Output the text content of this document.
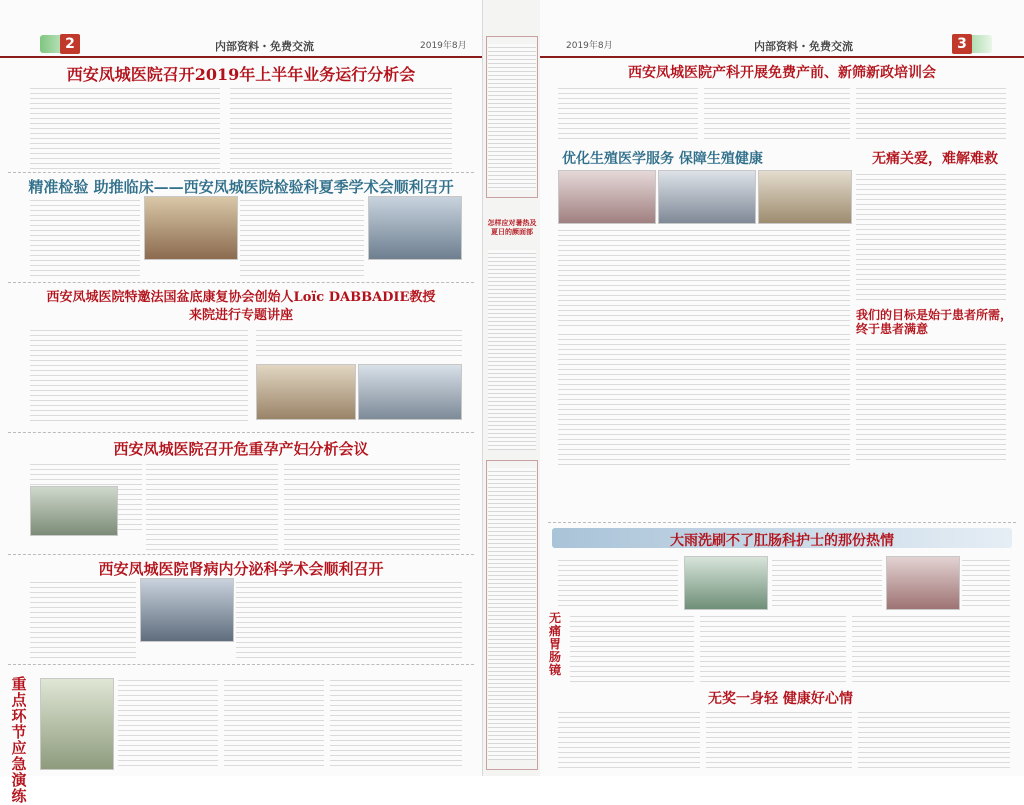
2	内部资料・免费交流	2019年8月
西安凤城医院召开2019年上半年业务运行分析会
精准检验 助推临床——西安凤城医院检验科夏季学术会顺利召开
西安凤城医院特邀法国盆底康复协会创始人Loïc DABBADIE教授
来院进行专题讲座
西安凤城医院召开危重孕产妇分析会议
西安凤城医院肾病内分泌科学术会顺利召开
重点环节 应急演练
怎样应对暑热及夏日的颜面部
2019年8月	内部资料・免费交流	3
西安凤城医院产科开展免费产前、新筛新政培训会
优化生殖医学服务 保障生殖健康	无痛关爱，难解难救
我们的目标是始于患者所需，终于患者满意
大雨洗刷不了肛肠科护士的那份热情
无痛胃肠镜
无奖一身轻 健康好心情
○ ○ ○ ○
INSTRUCTIONS TO FOLLOW:
Transcribe the listing in full and omit the pictures.

WORKED ANSWER:
Output the text content of this document.
2	内部资料・免费交流	2019年8月
西安凤城医院召开2019年上半年业务运行分析会
精准检验 助推临床——西安凤城医院检验科夏季学术会顺利召开
西安凤城医院特邀法国盆底康复协会创始人Loïc DABBADIE教授
来院进行专题讲座
西安凤城医院召开危重孕产妇分析会议
西安凤城医院肾病内分泌科学术会顺利召开
重点环节 应急演练
怎样应对暑热及夏日的颜面部
2019年8月	内部资料・免费交流	3
西安凤城医院产科开展免费产前、新筛新政培训会
优化生殖医学服务 保障生殖健康	无痛关爱，难解难救
我们的目标是始于患者所需，终于患者满意
大雨洗刷不了肛肠科护士的那份热情
无痛胃肠镜
无奖一身轻 健康好心情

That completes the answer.